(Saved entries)
┌────────

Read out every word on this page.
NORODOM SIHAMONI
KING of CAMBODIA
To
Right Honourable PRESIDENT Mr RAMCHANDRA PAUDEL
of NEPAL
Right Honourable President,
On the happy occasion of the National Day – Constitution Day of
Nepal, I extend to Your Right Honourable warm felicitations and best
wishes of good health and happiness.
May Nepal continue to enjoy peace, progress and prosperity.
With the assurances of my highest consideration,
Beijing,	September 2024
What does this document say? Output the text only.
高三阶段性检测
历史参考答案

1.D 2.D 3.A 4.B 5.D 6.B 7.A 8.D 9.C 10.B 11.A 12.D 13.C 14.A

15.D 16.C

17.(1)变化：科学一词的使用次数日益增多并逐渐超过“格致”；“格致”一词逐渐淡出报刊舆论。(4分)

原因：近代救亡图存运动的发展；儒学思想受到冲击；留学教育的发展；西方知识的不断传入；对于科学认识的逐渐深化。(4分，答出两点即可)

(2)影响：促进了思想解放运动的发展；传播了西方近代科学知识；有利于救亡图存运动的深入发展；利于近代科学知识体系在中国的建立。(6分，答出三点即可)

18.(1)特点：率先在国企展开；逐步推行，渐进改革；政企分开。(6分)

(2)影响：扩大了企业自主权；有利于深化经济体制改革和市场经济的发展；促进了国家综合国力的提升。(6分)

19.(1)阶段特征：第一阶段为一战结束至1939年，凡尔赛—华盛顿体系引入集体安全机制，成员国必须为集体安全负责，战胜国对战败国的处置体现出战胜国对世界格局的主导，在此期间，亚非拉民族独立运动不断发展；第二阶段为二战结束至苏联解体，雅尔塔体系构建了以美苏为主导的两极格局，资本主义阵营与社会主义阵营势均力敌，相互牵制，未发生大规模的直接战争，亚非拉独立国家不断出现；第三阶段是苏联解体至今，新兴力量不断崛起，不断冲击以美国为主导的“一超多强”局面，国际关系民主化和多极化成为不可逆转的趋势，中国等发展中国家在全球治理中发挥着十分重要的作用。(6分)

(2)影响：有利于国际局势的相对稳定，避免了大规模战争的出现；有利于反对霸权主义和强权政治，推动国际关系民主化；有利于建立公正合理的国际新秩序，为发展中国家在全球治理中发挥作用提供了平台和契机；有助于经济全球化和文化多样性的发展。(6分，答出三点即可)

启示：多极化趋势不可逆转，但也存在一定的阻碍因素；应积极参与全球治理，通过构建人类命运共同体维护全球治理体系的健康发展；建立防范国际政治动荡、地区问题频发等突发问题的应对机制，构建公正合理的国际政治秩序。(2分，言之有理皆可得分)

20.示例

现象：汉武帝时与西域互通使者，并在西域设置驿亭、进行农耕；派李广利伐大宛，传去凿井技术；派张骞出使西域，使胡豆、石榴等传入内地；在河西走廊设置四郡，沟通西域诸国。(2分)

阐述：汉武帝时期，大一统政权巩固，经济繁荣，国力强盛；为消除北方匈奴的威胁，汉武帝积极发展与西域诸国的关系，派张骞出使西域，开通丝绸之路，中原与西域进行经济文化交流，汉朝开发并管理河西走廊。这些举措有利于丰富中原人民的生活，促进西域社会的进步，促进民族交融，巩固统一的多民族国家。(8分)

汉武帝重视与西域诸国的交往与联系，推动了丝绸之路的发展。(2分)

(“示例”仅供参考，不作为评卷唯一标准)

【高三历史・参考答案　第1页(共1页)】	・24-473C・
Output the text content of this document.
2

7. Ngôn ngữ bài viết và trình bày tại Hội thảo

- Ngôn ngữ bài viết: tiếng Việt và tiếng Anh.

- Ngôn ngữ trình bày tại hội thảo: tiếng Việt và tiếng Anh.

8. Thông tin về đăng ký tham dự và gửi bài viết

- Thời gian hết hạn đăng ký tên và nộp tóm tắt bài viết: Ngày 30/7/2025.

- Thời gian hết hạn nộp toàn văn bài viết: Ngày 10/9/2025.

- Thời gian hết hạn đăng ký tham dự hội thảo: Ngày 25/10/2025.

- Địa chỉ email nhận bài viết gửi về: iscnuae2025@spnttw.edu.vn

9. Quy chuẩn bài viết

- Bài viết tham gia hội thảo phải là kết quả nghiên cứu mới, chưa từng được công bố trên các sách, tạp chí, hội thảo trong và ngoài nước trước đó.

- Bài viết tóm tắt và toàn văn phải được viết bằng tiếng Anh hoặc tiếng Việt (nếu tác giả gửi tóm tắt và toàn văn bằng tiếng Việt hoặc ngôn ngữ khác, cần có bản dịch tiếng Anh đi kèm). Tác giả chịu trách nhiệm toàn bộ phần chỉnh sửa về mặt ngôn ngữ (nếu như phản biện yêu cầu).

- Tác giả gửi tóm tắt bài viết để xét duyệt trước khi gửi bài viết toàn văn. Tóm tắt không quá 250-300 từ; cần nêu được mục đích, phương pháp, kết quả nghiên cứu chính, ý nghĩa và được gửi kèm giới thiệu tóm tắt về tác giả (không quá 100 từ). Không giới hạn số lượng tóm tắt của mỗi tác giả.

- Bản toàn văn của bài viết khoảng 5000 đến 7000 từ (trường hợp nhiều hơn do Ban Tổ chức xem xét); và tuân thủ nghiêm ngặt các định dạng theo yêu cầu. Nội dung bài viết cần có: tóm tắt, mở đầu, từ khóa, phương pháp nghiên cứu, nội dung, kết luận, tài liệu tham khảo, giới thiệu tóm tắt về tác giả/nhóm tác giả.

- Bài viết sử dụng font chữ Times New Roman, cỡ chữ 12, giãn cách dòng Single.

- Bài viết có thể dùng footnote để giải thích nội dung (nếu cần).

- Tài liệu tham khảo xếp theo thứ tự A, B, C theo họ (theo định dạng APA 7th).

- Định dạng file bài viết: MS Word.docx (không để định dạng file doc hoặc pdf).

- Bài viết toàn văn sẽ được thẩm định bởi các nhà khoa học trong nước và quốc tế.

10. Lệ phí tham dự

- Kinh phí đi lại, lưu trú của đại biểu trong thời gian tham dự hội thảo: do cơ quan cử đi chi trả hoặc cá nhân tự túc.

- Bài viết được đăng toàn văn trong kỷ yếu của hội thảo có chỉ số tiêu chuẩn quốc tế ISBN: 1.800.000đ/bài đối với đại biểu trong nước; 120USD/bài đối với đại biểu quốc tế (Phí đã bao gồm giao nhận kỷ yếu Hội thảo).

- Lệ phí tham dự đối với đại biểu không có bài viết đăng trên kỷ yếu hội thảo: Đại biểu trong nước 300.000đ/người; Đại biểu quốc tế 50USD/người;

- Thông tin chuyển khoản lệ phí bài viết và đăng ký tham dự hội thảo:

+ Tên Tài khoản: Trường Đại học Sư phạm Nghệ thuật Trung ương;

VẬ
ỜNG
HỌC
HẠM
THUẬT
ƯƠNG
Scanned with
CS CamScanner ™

└────────

**Task brief:** Write out the entries above word for word.

**Result of this exercise:**
Read out every word on this page.
NORODOM SIHAMONI
KING of CAMBODIA
To
Right Honourable PRESIDENT Mr RAMCHANDRA PAUDEL
of NEPAL
Right Honourable President,
On the happy occasion of the National Day – Constitution Day of
Nepal, I extend to Your Right Honourable warm felicitations and best
wishes of good health and happiness.
May Nepal continue to enjoy peace, progress and prosperity.
With the assurances of my highest consideration,
Beijing,	September 2024
What does this document say? Output the text only.
高三阶段性检测
历史参考答案

1.D 2.D 3.A 4.B 5.D 6.B 7.A 8.D 9.C 10.B 11.A 12.D 13.C 14.A

15.D 16.C

17.(1)变化：科学一词的使用次数日益增多并逐渐超过“格致”；“格致”一词逐渐淡出报刊舆论。(4分)

原因：近代救亡图存运动的发展；儒学思想受到冲击；留学教育的发展；西方知识的不断传入；对于科学认识的逐渐深化。(4分，答出两点即可)

(2)影响：促进了思想解放运动的发展；传播了西方近代科学知识；有利于救亡图存运动的深入发展；利于近代科学知识体系在中国的建立。(6分，答出三点即可)

18.(1)特点：率先在国企展开；逐步推行，渐进改革；政企分开。(6分)

(2)影响：扩大了企业自主权；有利于深化经济体制改革和市场经济的发展；促进了国家综合国力的提升。(6分)

19.(1)阶段特征：第一阶段为一战结束至1939年，凡尔赛—华盛顿体系引入集体安全机制，成员国必须为集体安全负责，战胜国对战败国的处置体现出战胜国对世界格局的主导，在此期间，亚非拉民族独立运动不断发展；第二阶段为二战结束至苏联解体，雅尔塔体系构建了以美苏为主导的两极格局，资本主义阵营与社会主义阵营势均力敌，相互牵制，未发生大规模的直接战争，亚非拉独立国家不断出现；第三阶段是苏联解体至今，新兴力量不断崛起，不断冲击以美国为主导的“一超多强”局面，国际关系民主化和多极化成为不可逆转的趋势，中国等发展中国家在全球治理中发挥着十分重要的作用。(6分)

(2)影响：有利于国际局势的相对稳定，避免了大规模战争的出现；有利于反对霸权主义和强权政治，推动国际关系民主化；有利于建立公正合理的国际新秩序，为发展中国家在全球治理中发挥作用提供了平台和契机；有助于经济全球化和文化多样性的发展。(6分，答出三点即可)

启示：多极化趋势不可逆转，但也存在一定的阻碍因素；应积极参与全球治理，通过构建人类命运共同体维护全球治理体系的健康发展；建立防范国际政治动荡、地区问题频发等突发问题的应对机制，构建公正合理的国际政治秩序。(2分，言之有理皆可得分)

20.示例

现象：汉武帝时与西域互通使者，并在西域设置驿亭、进行农耕；派李广利伐大宛，传去凿井技术；派张骞出使西域，使胡豆、石榴等传入内地；在河西走廊设置四郡，沟通西域诸国。(2分)

阐述：汉武帝时期，大一统政权巩固，经济繁荣，国力强盛；为消除北方匈奴的威胁，汉武帝积极发展与西域诸国的关系，派张骞出使西域，开通丝绸之路，中原与西域进行经济文化交流，汉朝开发并管理河西走廊。这些举措有利于丰富中原人民的生活，促进西域社会的进步，促进民族交融，巩固统一的多民族国家。(8分)

汉武帝重视与西域诸国的交往与联系，推动了丝绸之路的发展。(2分)

(“示例”仅供参考，不作为评卷唯一标准)

【高三历史・参考答案　第1页(共1页)】	・24-473C・
Output the text content of this document.
2

7. Ngôn ngữ bài viết và trình bày tại Hội thảo

- Ngôn ngữ bài viết: tiếng Việt và tiếng Anh.

- Ngôn ngữ trình bày tại hội thảo: tiếng Việt và tiếng Anh.

8. Thông tin về đăng ký tham dự và gửi bài viết

- Thời gian hết hạn đăng ký tên và nộp tóm tắt bài viết: Ngày 30/7/2025.

- Thời gian hết hạn nộp toàn văn bài viết: Ngày 10/9/2025.

- Thời gian hết hạn đăng ký tham dự hội thảo: Ngày 25/10/2025.

- Địa chỉ email nhận bài viết gửi về: iscnuae2025@spnttw.edu.vn

9. Quy chuẩn bài viết

- Bài viết tham gia hội thảo phải là kết quả nghiên cứu mới, chưa từng được công bố trên các sách, tạp chí, hội thảo trong và ngoài nước trước đó.

- Bài viết tóm tắt và toàn văn phải được viết bằng tiếng Anh hoặc tiếng Việt (nếu tác giả gửi tóm tắt và toàn văn bằng tiếng Việt hoặc ngôn ngữ khác, cần có bản dịch tiếng Anh đi kèm). Tác giả chịu trách nhiệm toàn bộ phần chỉnh sửa về mặt ngôn ngữ (nếu như phản biện yêu cầu).

- Tác giả gửi tóm tắt bài viết để xét duyệt trước khi gửi bài viết toàn văn. Tóm tắt không quá 250-300 từ; cần nêu được mục đích, phương pháp, kết quả nghiên cứu chính, ý nghĩa và được gửi kèm giới thiệu tóm tắt về tác giả (không quá 100 từ). Không giới hạn số lượng tóm tắt của mỗi tác giả.

- Bản toàn văn của bài viết khoảng 5000 đến 7000 từ (trường hợp nhiều hơn do Ban Tổ chức xem xét); và tuân thủ nghiêm ngặt các định dạng theo yêu cầu. Nội dung bài viết cần có: tóm tắt, mở đầu, từ khóa, phương pháp nghiên cứu, nội dung, kết luận, tài liệu tham khảo, giới thiệu tóm tắt về tác giả/nhóm tác giả.

- Bài viết sử dụng font chữ Times New Roman, cỡ chữ 12, giãn cách dòng Single.

- Bài viết có thể dùng footnote để giải thích nội dung (nếu cần).

- Tài liệu tham khảo xếp theo thứ tự A, B, C theo họ (theo định dạng APA 7th).

- Định dạng file bài viết: MS Word.docx (không để định dạng file doc hoặc pdf).

- Bài viết toàn văn sẽ được thẩm định bởi các nhà khoa học trong nước và quốc tế.

10. Lệ phí tham dự

- Kinh phí đi lại, lưu trú của đại biểu trong thời gian tham dự hội thảo: do cơ quan cử đi chi trả hoặc cá nhân tự túc.

- Bài viết được đăng toàn văn trong kỷ yếu của hội thảo có chỉ số tiêu chuẩn quốc tế ISBN: 1.800.000đ/bài đối với đại biểu trong nước; 120USD/bài đối với đại biểu quốc tế (Phí đã bao gồm giao nhận kỷ yếu Hội thảo).

- Lệ phí tham dự đối với đại biểu không có bài viết đăng trên kỷ yếu hội thảo: Đại biểu trong nước 300.000đ/người; Đại biểu quốc tế 50USD/người;

- Thông tin chuyển khoản lệ phí bài viết và đăng ký tham dự hội thảo:

+ Tên Tài khoản: Trường Đại học Sư phạm Nghệ thuật Trung ương;

VẬ
ỜNG
HỌC
HẠM
THUẬT
ƯƠNG
Scanned with
CS CamScanner ™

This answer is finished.